## ENTRIES
________
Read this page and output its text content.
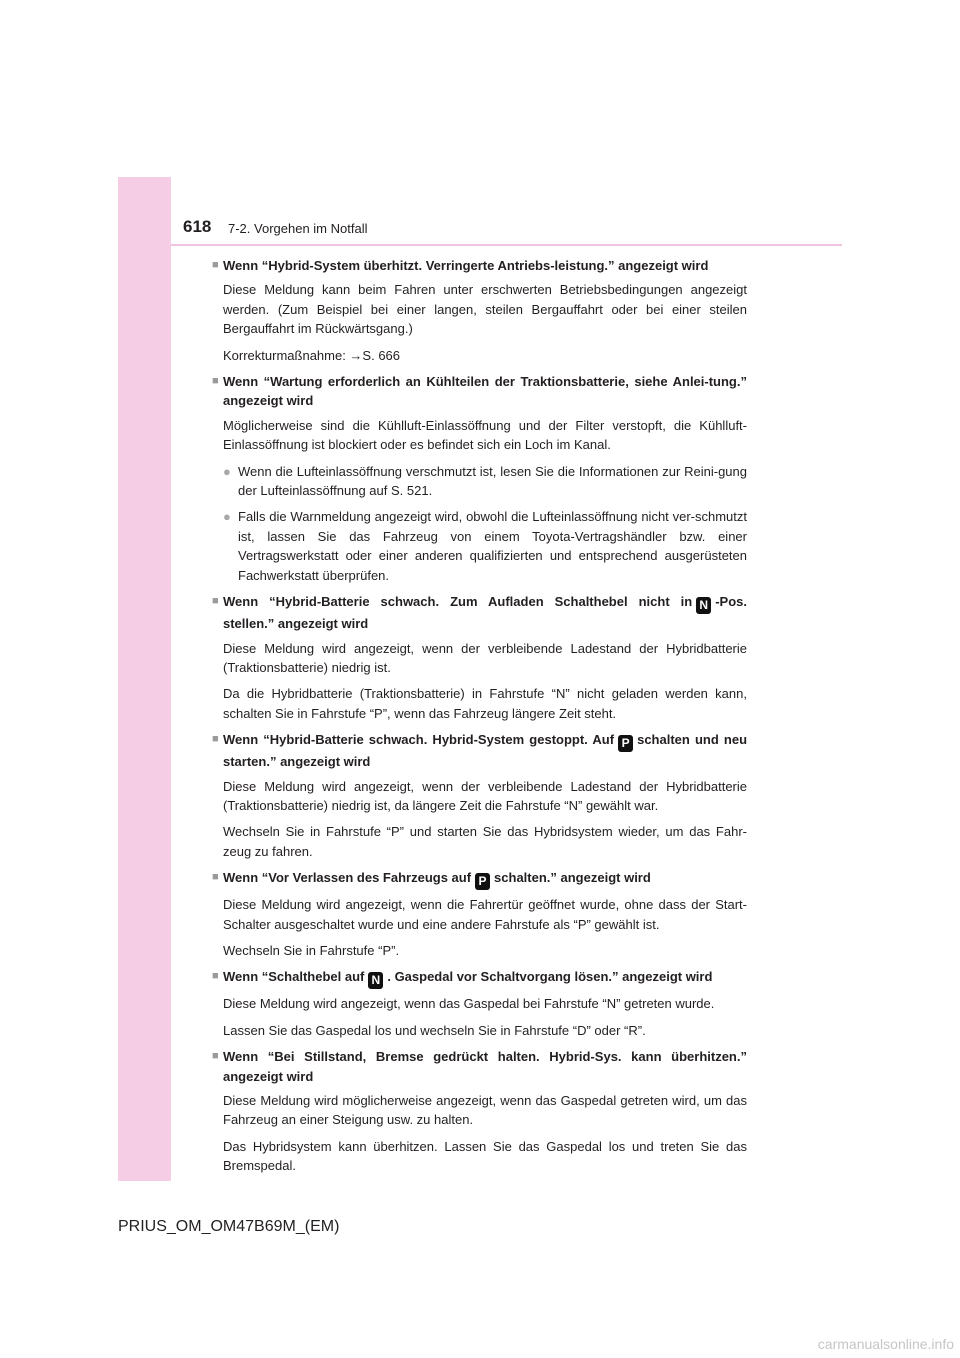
618 7-2. Vorgehen im Notfall
■ Wenn “Hybrid-System überhitzt. Verringerte Antriebs-leistung.” angezeigt wird
Diese Meldung kann beim Fahren unter erschwerten Betriebsbedingungen angezeigt werden. (Zum Beispiel bei einer langen, steilen Bergauffahrt oder bei einer steilen Bergauffahrt im Rückwärtsgang.)
Korrekturmaßnahme: →S. 666
■ Wenn “Wartung erforderlich an Kühlteilen der Traktionsbatterie, siehe Anlei-tung.” angezeigt wird
Möglicherweise sind die Kühlluft-Einlassöffnung und der Filter verstopft, die Kühlluft-Einlassöffnung ist blockiert oder es befindet sich ein Loch im Kanal.
● Wenn die Lufteinlassöffnung verschmutzt ist, lesen Sie die Informationen zur Reini-gung der Lufteinlassöffnung auf S. 521.
● Falls die Warnmeldung angezeigt wird, obwohl die Lufteinlassöffnung nicht ver-schmutzt ist, lassen Sie das Fahrzeug von einem Toyota-Vertragshändler bzw. einer Vertragswerkstatt oder einer anderen qualifizierten und entsprechend ausgerüsteten Fachwerkstatt überprüfen.
■ Wenn “Hybrid-Batterie schwach. Zum Aufladen Schalthebel nicht in N -Pos. stellen.” angezeigt wird
Diese Meldung wird angezeigt, wenn der verbleibende Ladestand der Hybridbatterie (Traktionsbatterie) niedrig ist.
Da die Hybridbatterie (Traktionsbatterie) in Fahrstufe “N” nicht geladen werden kann, schalten Sie in Fahrstufe “P”, wenn das Fahrzeug längere Zeit steht.
■ Wenn “Hybrid-Batterie schwach. Hybrid-System gestoppt. Auf P schalten und neu starten.” angezeigt wird
Diese Meldung wird angezeigt, wenn der verbleibende Ladestand der Hybridbatterie (Traktionsbatterie) niedrig ist, da längere Zeit die Fahrstufe “N” gewählt war.
Wechseln Sie in Fahrstufe “P” und starten Sie das Hybridsystem wieder, um das Fahr-zeug zu fahren.
■ Wenn “Vor Verlassen des Fahrzeugs auf P schalten.” angezeigt wird
Diese Meldung wird angezeigt, wenn die Fahrertür geöffnet wurde, ohne dass der Start-Schalter ausgeschaltet wurde und eine andere Fahrstufe als “P” gewählt ist.
Wechseln Sie in Fahrstufe “P”.
■ Wenn “Schalthebel auf N . Gaspedal vor Schaltvorgang lösen.” angezeigt wird
Diese Meldung wird angezeigt, wenn das Gaspedal bei Fahrstufe “N” getreten wurde.
Lassen Sie das Gaspedal los und wechseln Sie in Fahrstufe “D” oder “R”.
■ Wenn “Bei Stillstand, Bremse gedrückt halten. Hybrid-Sys. kann überhitzen.” angezeigt wird
Diese Meldung wird möglicherweise angezeigt, wenn das Gaspedal getreten wird, um das Fahrzeug an einer Steigung usw. zu halten.
Das Hybridsystem kann überhitzen. Lassen Sie das Gaspedal los und treten Sie das Bremspedal.
PRIUS_OM_OM47B69M_(EM)
carmanualsonline.info
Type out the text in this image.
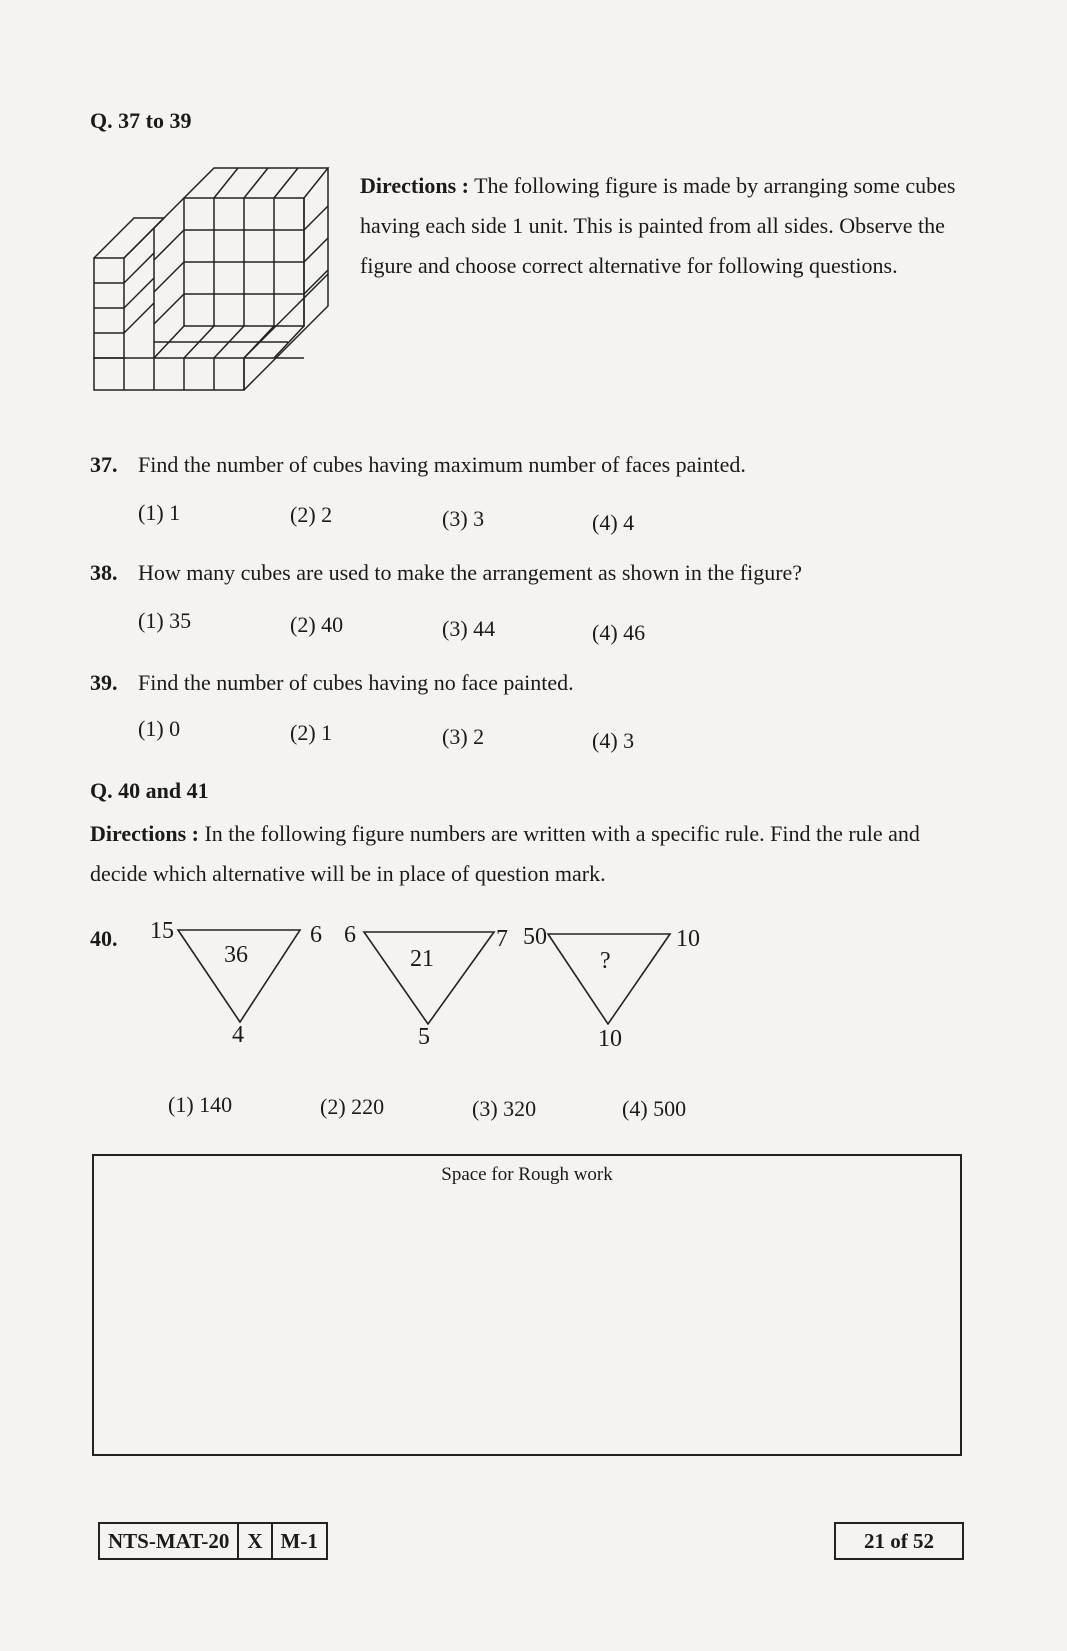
Q. 37 to 39
Directions : The following figure is made by arranging some cubes having each side 1 unit. This is painted from all sides. Observe the figure and choose correct alternative for following questions.
37. Find the number of cubes having maximum number of faces painted.
(1) 1	(2) 2	(3) 3	(4) 4
38. How many cubes are used to make the arrangement as shown in the figure?
(1) 35	(2) 40	(3) 44	(4) 46
39. Find the number of cubes having no face painted.
(1) 0	(2) 1	(3) 2	(4) 3
Q. 40 and 41
Directions : In the following figure numbers are written with a specific rule. Find the rule and decide which alternative will be in place of question mark.
40.	15	6
36
4
6	7
21
5
50	10
?
10
(1) 140	(2) 220	(3) 320	(4) 500
Space for Rough work
NTS-MAT-20 X M-1	21 of 52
________
## THE REQUEST
Return each line of the data that contains the string "following".

## TASK RESPONSE
Directions : The following figure is made by arranging some cubes having each side 1 unit. This is painted from all sides. Observe the figure and choose correct alternative for following questions.
Directions : In the following figure numbers are written with a specific rule. Find the rule and decide which alternative will be in place of question mark.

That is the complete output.